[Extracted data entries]
* * * * *

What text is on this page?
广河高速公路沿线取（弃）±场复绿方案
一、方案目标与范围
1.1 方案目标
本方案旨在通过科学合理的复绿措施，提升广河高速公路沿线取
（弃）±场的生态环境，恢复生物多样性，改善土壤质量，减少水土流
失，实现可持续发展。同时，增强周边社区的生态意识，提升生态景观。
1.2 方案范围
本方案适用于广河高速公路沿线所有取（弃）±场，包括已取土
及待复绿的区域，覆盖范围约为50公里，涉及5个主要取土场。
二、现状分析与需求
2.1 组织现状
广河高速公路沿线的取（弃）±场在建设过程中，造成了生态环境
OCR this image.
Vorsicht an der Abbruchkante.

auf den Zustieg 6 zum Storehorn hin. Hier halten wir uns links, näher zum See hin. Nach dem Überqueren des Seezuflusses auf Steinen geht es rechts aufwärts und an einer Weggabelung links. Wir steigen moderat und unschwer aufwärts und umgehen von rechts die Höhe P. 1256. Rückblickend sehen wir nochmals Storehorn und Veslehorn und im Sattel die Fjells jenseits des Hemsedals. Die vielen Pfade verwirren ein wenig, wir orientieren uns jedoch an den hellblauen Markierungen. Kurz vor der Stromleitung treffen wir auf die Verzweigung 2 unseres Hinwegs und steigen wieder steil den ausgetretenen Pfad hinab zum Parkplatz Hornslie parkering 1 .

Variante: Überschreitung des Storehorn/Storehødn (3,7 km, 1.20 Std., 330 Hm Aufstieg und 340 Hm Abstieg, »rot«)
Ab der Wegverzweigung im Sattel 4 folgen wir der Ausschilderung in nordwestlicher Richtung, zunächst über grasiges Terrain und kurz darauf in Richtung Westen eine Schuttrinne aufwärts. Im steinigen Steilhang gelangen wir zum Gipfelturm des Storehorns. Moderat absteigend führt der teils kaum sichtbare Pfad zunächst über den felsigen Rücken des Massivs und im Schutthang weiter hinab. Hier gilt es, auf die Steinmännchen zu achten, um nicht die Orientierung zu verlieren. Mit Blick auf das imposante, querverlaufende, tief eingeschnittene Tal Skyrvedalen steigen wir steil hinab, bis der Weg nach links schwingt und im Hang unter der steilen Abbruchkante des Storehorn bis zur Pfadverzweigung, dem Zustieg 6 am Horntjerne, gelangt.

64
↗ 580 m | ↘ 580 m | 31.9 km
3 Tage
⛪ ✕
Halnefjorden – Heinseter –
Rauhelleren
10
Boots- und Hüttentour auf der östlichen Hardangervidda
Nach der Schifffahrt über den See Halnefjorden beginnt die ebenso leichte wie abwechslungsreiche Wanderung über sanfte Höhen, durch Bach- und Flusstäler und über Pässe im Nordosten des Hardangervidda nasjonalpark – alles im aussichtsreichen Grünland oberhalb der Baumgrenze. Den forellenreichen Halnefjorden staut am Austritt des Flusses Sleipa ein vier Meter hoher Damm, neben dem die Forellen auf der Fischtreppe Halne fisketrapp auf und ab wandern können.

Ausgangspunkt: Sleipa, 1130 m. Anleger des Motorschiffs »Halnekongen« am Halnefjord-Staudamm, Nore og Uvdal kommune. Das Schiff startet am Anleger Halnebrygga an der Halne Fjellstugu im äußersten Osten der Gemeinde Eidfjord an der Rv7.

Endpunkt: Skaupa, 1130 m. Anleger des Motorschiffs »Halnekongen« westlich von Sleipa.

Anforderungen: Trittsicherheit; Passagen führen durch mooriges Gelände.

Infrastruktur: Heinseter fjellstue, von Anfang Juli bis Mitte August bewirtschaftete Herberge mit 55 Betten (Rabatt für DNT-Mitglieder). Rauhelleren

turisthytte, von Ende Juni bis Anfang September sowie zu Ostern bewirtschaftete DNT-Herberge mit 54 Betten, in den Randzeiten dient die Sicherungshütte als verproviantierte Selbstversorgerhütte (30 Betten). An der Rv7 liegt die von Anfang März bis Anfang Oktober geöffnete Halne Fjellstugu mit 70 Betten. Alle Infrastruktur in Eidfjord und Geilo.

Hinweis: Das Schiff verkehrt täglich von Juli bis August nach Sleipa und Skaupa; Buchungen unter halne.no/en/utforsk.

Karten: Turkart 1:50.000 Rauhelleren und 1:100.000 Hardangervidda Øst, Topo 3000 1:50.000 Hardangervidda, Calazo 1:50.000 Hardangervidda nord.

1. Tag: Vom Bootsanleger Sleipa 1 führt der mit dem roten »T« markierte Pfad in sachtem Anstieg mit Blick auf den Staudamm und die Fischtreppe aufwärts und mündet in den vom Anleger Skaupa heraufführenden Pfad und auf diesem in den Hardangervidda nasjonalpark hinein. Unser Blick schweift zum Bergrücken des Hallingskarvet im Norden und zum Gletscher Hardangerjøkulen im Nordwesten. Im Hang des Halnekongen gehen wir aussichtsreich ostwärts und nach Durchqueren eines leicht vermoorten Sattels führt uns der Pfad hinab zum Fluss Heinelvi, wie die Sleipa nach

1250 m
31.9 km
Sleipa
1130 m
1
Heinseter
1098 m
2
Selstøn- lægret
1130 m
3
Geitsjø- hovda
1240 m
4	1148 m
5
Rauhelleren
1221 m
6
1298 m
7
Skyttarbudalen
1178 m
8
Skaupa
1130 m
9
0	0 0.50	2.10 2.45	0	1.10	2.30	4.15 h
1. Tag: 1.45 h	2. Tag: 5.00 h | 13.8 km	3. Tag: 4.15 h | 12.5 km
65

* * * * *

Transcribe every record above exactly as it appears.

What text is on this page?
广河高速公路沿线取（弃）±场复绿方案
一、方案目标与范围
1.1 方案目标
本方案旨在通过科学合理的复绿措施，提升广河高速公路沿线取
（弃）±场的生态环境，恢复生物多样性，改善土壤质量，减少水土流
失，实现可持续发展。同时，增强周边社区的生态意识，提升生态景观。
1.2 方案范围
本方案适用于广河高速公路沿线所有取（弃）±场，包括已取土
及待复绿的区域，覆盖范围约为50公里，涉及5个主要取土场。
二、现状分析与需求
2.1 组织现状
广河高速公路沿线的取（弃）±场在建设过程中，造成了生态环境
OCR this image.
Vorsicht an der Abbruchkante.

auf den Zustieg 6 zum Storehorn hin. Hier halten wir uns links, näher zum See hin. Nach dem Überqueren des Seezuflusses auf Steinen geht es rechts aufwärts und an einer Weggabelung links. Wir steigen moderat und unschwer aufwärts und umgehen von rechts die Höhe P. 1256. Rückblickend sehen wir nochmals Storehorn und Veslehorn und im Sattel die Fjells jenseits des Hemsedals. Die vielen Pfade verwirren ein wenig, wir orientieren uns jedoch an den hellblauen Markierungen. Kurz vor der Stromleitung treffen wir auf die Verzweigung 2 unseres Hinwegs und steigen wieder steil den ausgetretenen Pfad hinab zum Parkplatz Hornslie parkering 1 .

Variante: Überschreitung des Storehorn/Storehødn (3,7 km, 1.20 Std., 330 Hm Aufstieg und 340 Hm Abstieg, »rot«)
Ab der Wegverzweigung im Sattel 4 folgen wir der Ausschilderung in nordwestlicher Richtung, zunächst über grasiges Terrain und kurz darauf in Richtung Westen eine Schuttrinne aufwärts. Im steinigen Steilhang gelangen wir zum Gipfelturm des Storehorns. Moderat absteigend führt der teils kaum sichtbare Pfad zunächst über den felsigen Rücken des Massivs und im Schutthang weiter hinab. Hier gilt es, auf die Steinmännchen zu achten, um nicht die Orientierung zu verlieren. Mit Blick auf das imposante, querverlaufende, tief eingeschnittene Tal Skyrvedalen steigen wir steil hinab, bis der Weg nach links schwingt und im Hang unter der steilen Abbruchkante des Storehorn bis zur Pfadverzweigung, dem Zustieg 6 am Horntjerne, gelangt.

64
↗ 580 m | ↘ 580 m | 31.9 km
3 Tage
⛪ ✕
Halnefjorden – Heinseter –
Rauhelleren
10
Boots- und Hüttentour auf der östlichen Hardangervidda
Nach der Schifffahrt über den See Halnefjorden beginnt die ebenso leichte wie abwechslungsreiche Wanderung über sanfte Höhen, durch Bach- und Flusstäler und über Pässe im Nordosten des Hardangervidda nasjonalpark – alles im aussichtsreichen Grünland oberhalb der Baumgrenze. Den forellenreichen Halnefjorden staut am Austritt des Flusses Sleipa ein vier Meter hoher Damm, neben dem die Forellen auf der Fischtreppe Halne fisketrapp auf und ab wandern können.

Ausgangspunkt: Sleipa, 1130 m. Anleger des Motorschiffs »Halnekongen« am Halnefjord-Staudamm, Nore og Uvdal kommune. Das Schiff startet am Anleger Halnebrygga an der Halne Fjellstugu im äußersten Osten der Gemeinde Eidfjord an der Rv7.

Endpunkt: Skaupa, 1130 m. Anleger des Motorschiffs »Halnekongen« westlich von Sleipa.

Anforderungen: Trittsicherheit; Passagen führen durch mooriges Gelände.

Infrastruktur: Heinseter fjellstue, von Anfang Juli bis Mitte August bewirtschaftete Herberge mit 55 Betten (Rabatt für DNT-Mitglieder). Rauhelleren

turisthytte, von Ende Juni bis Anfang September sowie zu Ostern bewirtschaftete DNT-Herberge mit 54 Betten, in den Randzeiten dient die Sicherungshütte als verproviantierte Selbstversorgerhütte (30 Betten). An der Rv7 liegt die von Anfang März bis Anfang Oktober geöffnete Halne Fjellstugu mit 70 Betten. Alle Infrastruktur in Eidfjord und Geilo.

Hinweis: Das Schiff verkehrt täglich von Juli bis August nach Sleipa und Skaupa; Buchungen unter halne.no/en/utforsk.

Karten: Turkart 1:50.000 Rauhelleren und 1:100.000 Hardangervidda Øst, Topo 3000 1:50.000 Hardangervidda, Calazo 1:50.000 Hardangervidda nord.

1. Tag: Vom Bootsanleger Sleipa 1 führt der mit dem roten »T« markierte Pfad in sachtem Anstieg mit Blick auf den Staudamm und die Fischtreppe aufwärts und mündet in den vom Anleger Skaupa heraufführenden Pfad und auf diesem in den Hardangervidda nasjonalpark hinein. Unser Blick schweift zum Bergrücken des Hallingskarvet im Norden und zum Gletscher Hardangerjøkulen im Nordwesten. Im Hang des Halnekongen gehen wir aussichtsreich ostwärts und nach Durchqueren eines leicht vermoorten Sattels führt uns der Pfad hinab zum Fluss Heinelvi, wie die Sleipa nach

1250 m
31.9 km
Sleipa
1130 m
1
Heinseter
1098 m
2
Selstøn- lægret
1130 m
3
Geitsjø- hovda
1240 m
4	1148 m
5
Rauhelleren
1221 m
6
1298 m
7
Skyttarbudalen
1178 m
8
Skaupa
1130 m
9
0	0 0.50	2.10 2.45	0	1.10	2.30	4.15 h
1. Tag: 1.45 h	2. Tag: 5.00 h | 13.8 km	3. Tag: 4.15 h | 12.5 km
65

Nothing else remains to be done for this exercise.